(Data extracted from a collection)
★ ★ ★

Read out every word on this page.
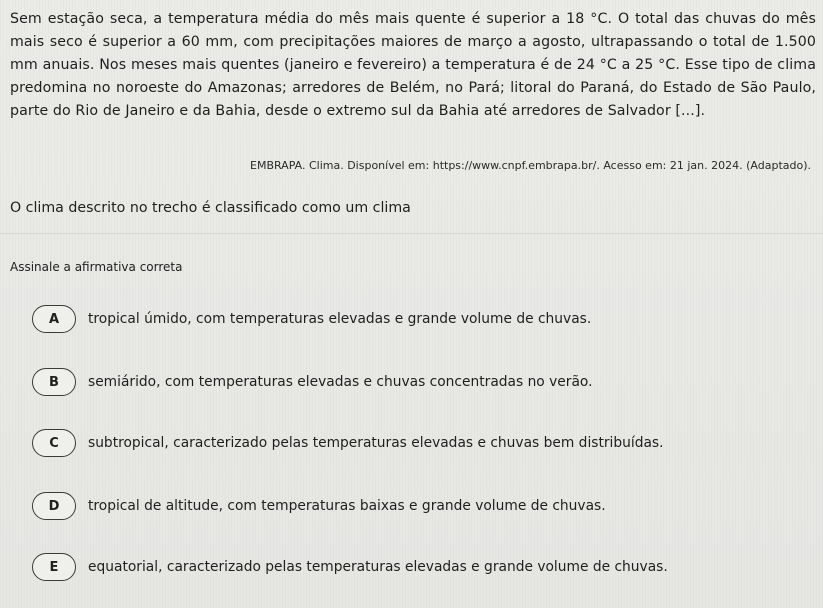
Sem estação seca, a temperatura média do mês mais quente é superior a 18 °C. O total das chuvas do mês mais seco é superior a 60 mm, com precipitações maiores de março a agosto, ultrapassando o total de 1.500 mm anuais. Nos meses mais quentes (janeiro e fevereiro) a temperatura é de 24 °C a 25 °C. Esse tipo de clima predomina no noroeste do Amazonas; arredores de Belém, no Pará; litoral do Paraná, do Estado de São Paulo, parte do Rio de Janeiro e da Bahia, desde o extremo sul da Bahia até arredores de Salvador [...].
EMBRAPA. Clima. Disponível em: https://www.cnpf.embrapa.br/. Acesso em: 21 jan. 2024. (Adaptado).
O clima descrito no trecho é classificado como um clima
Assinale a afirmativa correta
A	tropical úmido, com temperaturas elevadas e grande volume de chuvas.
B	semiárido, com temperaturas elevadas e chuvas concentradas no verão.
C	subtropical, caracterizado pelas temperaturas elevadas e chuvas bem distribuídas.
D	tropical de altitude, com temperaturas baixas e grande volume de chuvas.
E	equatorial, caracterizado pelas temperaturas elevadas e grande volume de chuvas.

★ ★ ★

▶ Problem details:
Pictures in the records above are left out; print everything else exactly as written.

▶ Response for this exercise:
Read out every word on this page.
Sem estação seca, a temperatura média do mês mais quente é superior a 18 °C. O total das chuvas do mês mais seco é superior a 60 mm, com precipitações maiores de março a agosto, ultrapassando o total de 1.500 mm anuais. Nos meses mais quentes (janeiro e fevereiro) a temperatura é de 24 °C a 25 °C. Esse tipo de clima predomina no noroeste do Amazonas; arredores de Belém, no Pará; litoral do Paraná, do Estado de São Paulo, parte do Rio de Janeiro e da Bahia, desde o extremo sul da Bahia até arredores de Salvador [...].
EMBRAPA. Clima. Disponível em: https://www.cnpf.embrapa.br/. Acesso em: 21 jan. 2024. (Adaptado).
O clima descrito no trecho é classificado como um clima
Assinale a afirmativa correta
A	tropical úmido, com temperaturas elevadas e grande volume de chuvas.
B	semiárido, com temperaturas elevadas e chuvas concentradas no verão.
C	subtropical, caracterizado pelas temperaturas elevadas e chuvas bem distribuídas.
D	tropical de altitude, com temperaturas baixas e grande volume de chuvas.
E	equatorial, caracterizado pelas temperaturas elevadas e grande volume de chuvas.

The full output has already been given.